### Aim of the task
Write out exactly the lines running from the one with "Read out every word on this page." to the end of the data, including both of those lines and excluding pictures.

Collected data
□ □ □ □
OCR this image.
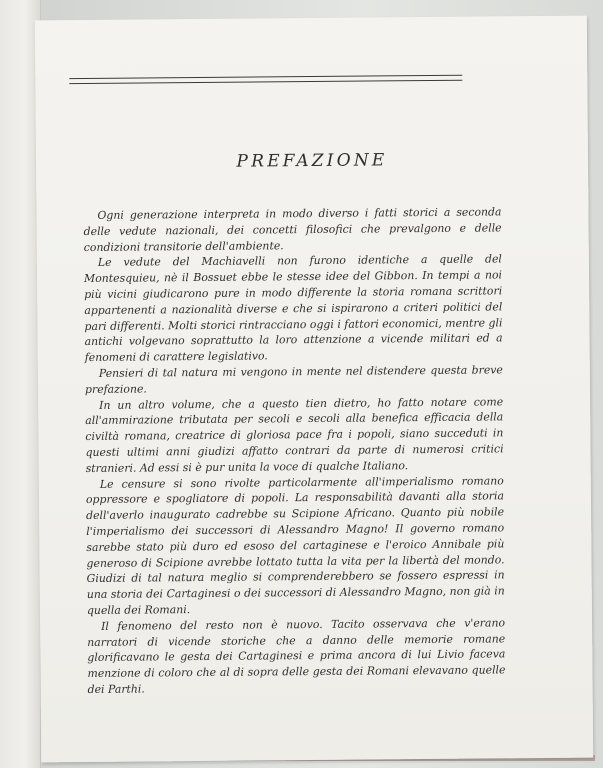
PREFAZIONE

Ogni generazione interpreta in modo diverso i fatti storici a seconda delle vedute nazionali, dei concetti filosofici che prevalgono e delle condizioni transitorie dell'ambiente.

Le vedute del Machiavelli non furono identiche a quelle del Montesquieu, nè il Bossuet ebbe le stesse idee del Gibbon. In tempi a noi più vicini giudicarono pure in modo differente la storia romana scrittori appartenenti a nazionalità diverse e che si ispirarono a criteri politici del pari differenti. Molti storici rintracciano oggi i fattori economici, mentre gli antichi volgevano soprattutto la loro attenzione a vicende militari ed a fenomeni di carattere legislativo.

Pensieri di tal natura mi vengono in mente nel distendere questa breve prefazione.

In un altro volume, che a questo tien dietro, ho fatto notare come all'ammirazione tributata per secoli e secoli alla benefica efficacia della civiltà romana, creatrice di gloriosa pace fra i popoli, siano succeduti in questi ultimi anni giudizi affatto contrari da parte di numerosi critici stranieri. Ad essi si è pur unita la voce di qualche Italiano.

Le censure si sono rivolte particolarmente all'imperialismo romano oppressore e spogliatore di popoli. La responsabilità davanti alla storia dell'averlo inaugurato cadrebbe su Scipione Africano. Quanto più nobile l'imperialismo dei successori di Alessandro Magno! Il governo romano sarebbe stato più duro ed esoso del cartaginese e l'eroico Annibale più generoso di Scipione avrebbe lottato tutta la vita per la libertà del mondo. Giudizi di tal natura meglio si comprenderebbero se fossero espressi in una storia dei Cartaginesi o dei successori di Alessandro Magno, non già in quella dei Romani.

Il fenomeno del resto non è nuovo. Tacito osservava che v'erano narratori di vicende storiche che a danno delle memorie romane glorificavano le gesta dei Cartaginesi e prima ancora di lui Livio faceva menzione di coloro che al di sopra delle gesta dei Romani elevavano quelle dei Parthi.
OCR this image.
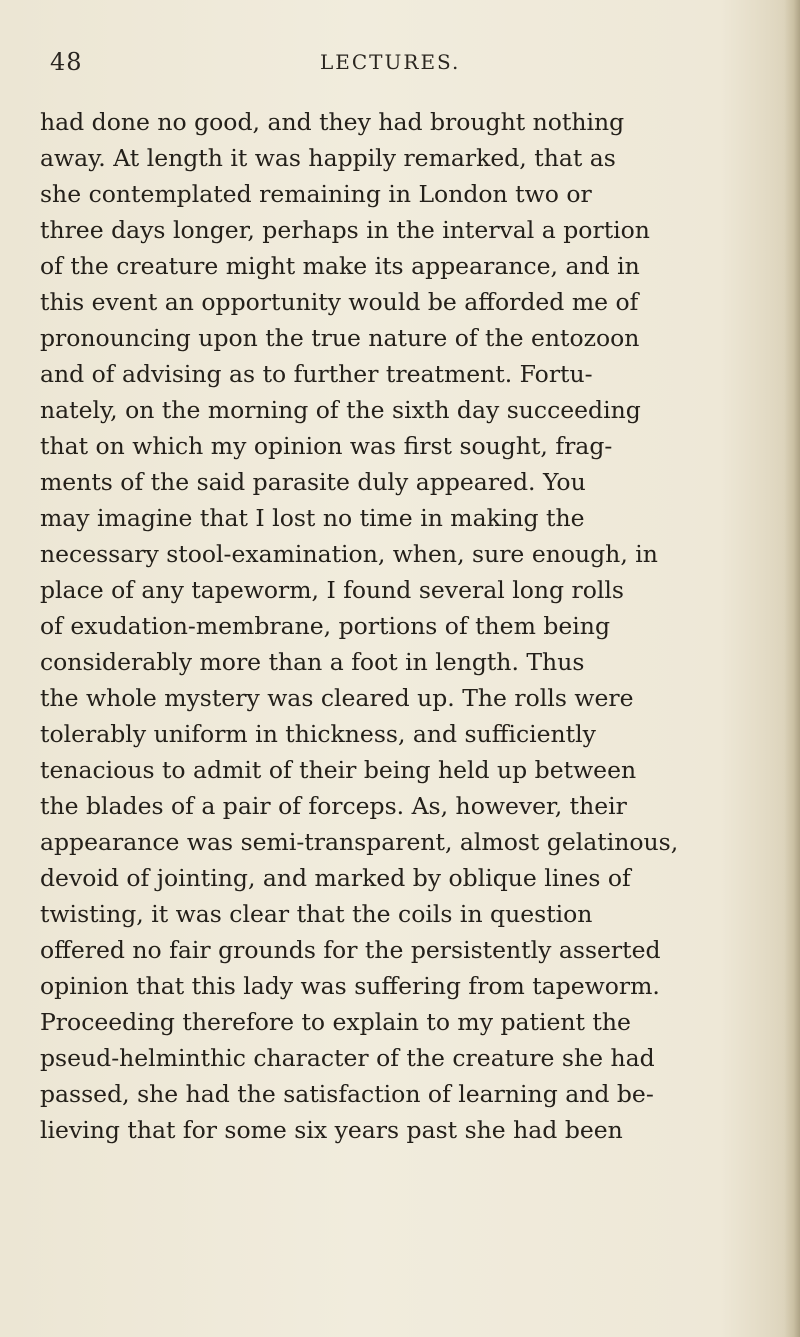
48	LECTURES.
had done no good, and they had brought nothing
away. At length it was happily remarked, that as
she contemplated remaining in London two or
three days longer, perhaps in the interval a portion
of the creature might make its appearance, and in
this event an opportunity would be afforded me of
pronouncing upon the true nature of the entozoon
and of advising as to further treatment. Fortu-
nately, on the morning of the sixth day succeeding
that on which my opinion was first sought, frag-
ments of the said parasite duly appeared. You
may imagine that I lost no time in making the
necessary stool-examination, when, sure enough, in
place of any tapeworm, I found several long rolls
of exudation-membrane, portions of them being
considerably more than a foot in length. Thus
the whole mystery was cleared up. The rolls were
tolerably uniform in thickness, and sufficiently
tenacious to admit of their being held up between
the blades of a pair of forceps. As, however, their
appearance was semi-transparent, almost gelatinous,
devoid of jointing, and marked by oblique lines of
twisting, it was clear that the coils in question
offered no fair grounds for the persistently asserted
opinion that this lady was suffering from tapeworm.
Proceeding therefore to explain to my patient the
pseud-helminthic character of the creature she had
passed, she had the satisfaction of learning and be-
lieving that for some six years past she had been
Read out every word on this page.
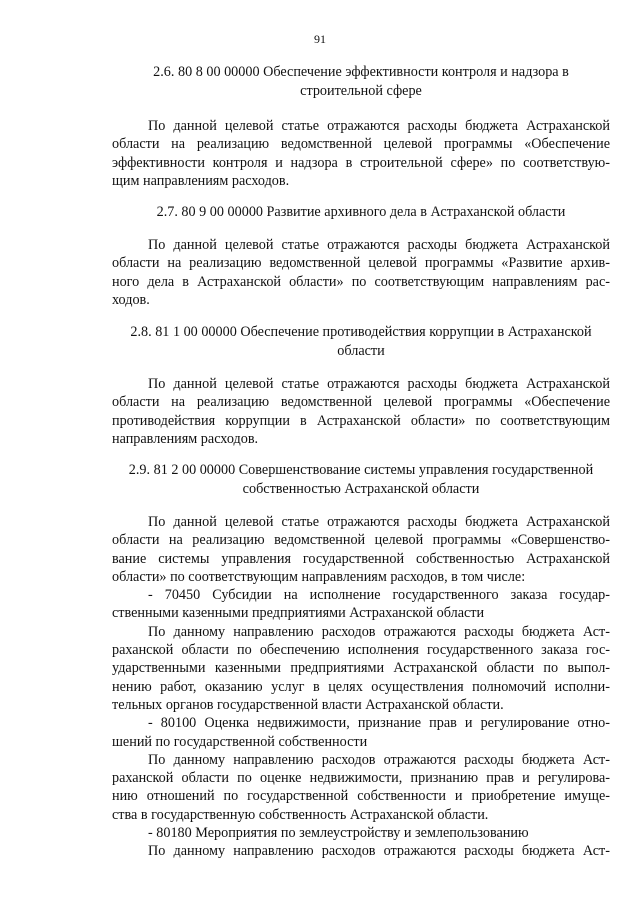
91
2.6. 80 8 00 00000 Обеспечение эффективности контроля и надзора в
строительной сфере
По данной целевой статье отражаются расходы бюджета Астраханской
области на реализацию ведомственной целевой программы «Обеспечение
эффективности контроля и надзора в строительной сфере» по соответствую-
щим направлениям расходов.
2.7. 80 9 00 00000 Развитие архивного дела в Астраханской области
По данной целевой статье отражаются расходы бюджета Астраханской
области на реализацию ведомственной целевой программы «Развитие архив-
ного дела в Астраханской области» по соответствующим направлениям рас-
ходов.
2.8. 81 1 00 00000 Обеспечение противодействия коррупции в Астраханской
области
По данной целевой статье отражаются расходы бюджета Астраханской
области на реализацию ведомственной целевой программы «Обеспечение
противодействия коррупции в Астраханской области» по соответствующим
направлениям расходов.
2.9. 81 2 00 00000 Совершенствование системы управления государственной
собственностью Астраханской области
По данной целевой статье отражаются расходы бюджета Астраханской
области на реализацию ведомственной целевой программы «Совершенство-
вание системы управления государственной собственностью Астраханской
области» по соответствующим направлениям расходов, в том числе:
- 70450 Субсидии на исполнение государственного заказа государ-
ственными казенными предприятиями Астраханской области
По данному направлению расходов отражаются расходы бюджета Аст-
раханской области по обеспечению исполнения государственного заказа гос-
ударственными казенными предприятиями Астраханской области по выпол-
нению работ, оказанию услуг в целях осуществления полномочий исполни-
тельных органов государственной власти Астраханской области.
- 80100 Оценка недвижимости, признание прав и регулирование отно-
шений по государственной собственности
По данному направлению расходов отражаются расходы бюджета Аст-
раханской области по оценке недвижимости, признанию прав и регулирова-
нию отношений по государственной собственности и приобретение имуще-
ства в государственную собственность Астраханской области.
- 80180 Мероприятия по землеустройству и землепользованию
По данному направлению расходов отражаются расходы бюджета Аст-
□ □ □ □
### Written reply
Read out every word on this page.
91
2.6. 80 8 00 00000 Обеспечение эффективности контроля и надзора в
строительной сфере
По данной целевой статье отражаются расходы бюджета Астраханской
области на реализацию ведомственной целевой программы «Обеспечение
эффективности контроля и надзора в строительной сфере» по соответствую-
щим направлениям расходов.
2.7. 80 9 00 00000 Развитие архивного дела в Астраханской области
По данной целевой статье отражаются расходы бюджета Астраханской
области на реализацию ведомственной целевой программы «Развитие архив-
ного дела в Астраханской области» по соответствующим направлениям рас-
ходов.
2.8. 81 1 00 00000 Обеспечение противодействия коррупции в Астраханской
области
По данной целевой статье отражаются расходы бюджета Астраханской
области на реализацию ведомственной целевой программы «Обеспечение
противодействия коррупции в Астраханской области» по соответствующим
направлениям расходов.
2.9. 81 2 00 00000 Совершенствование системы управления государственной
собственностью Астраханской области
По данной целевой статье отражаются расходы бюджета Астраханской
области на реализацию ведомственной целевой программы «Совершенство-
вание системы управления государственной собственностью Астраханской
области» по соответствующим направлениям расходов, в том числе:
- 70450 Субсидии на исполнение государственного заказа государ-
ственными казенными предприятиями Астраханской области
По данному направлению расходов отражаются расходы бюджета Аст-
раханской области по обеспечению исполнения государственного заказа гос-
ударственными казенными предприятиями Астраханской области по выпол-
нению работ, оказанию услуг в целях осуществления полномочий исполни-
тельных органов государственной власти Астраханской области.
- 80100 Оценка недвижимости, признание прав и регулирование отно-
шений по государственной собственности
По данному направлению расходов отражаются расходы бюджета Аст-
раханской области по оценке недвижимости, признанию прав и регулирова-
нию отношений по государственной собственности и приобретение имуще-
ства в государственную собственность Астраханской области.
- 80180 Мероприятия по землеустройству и землепользованию
По данному направлению расходов отражаются расходы бюджета Аст-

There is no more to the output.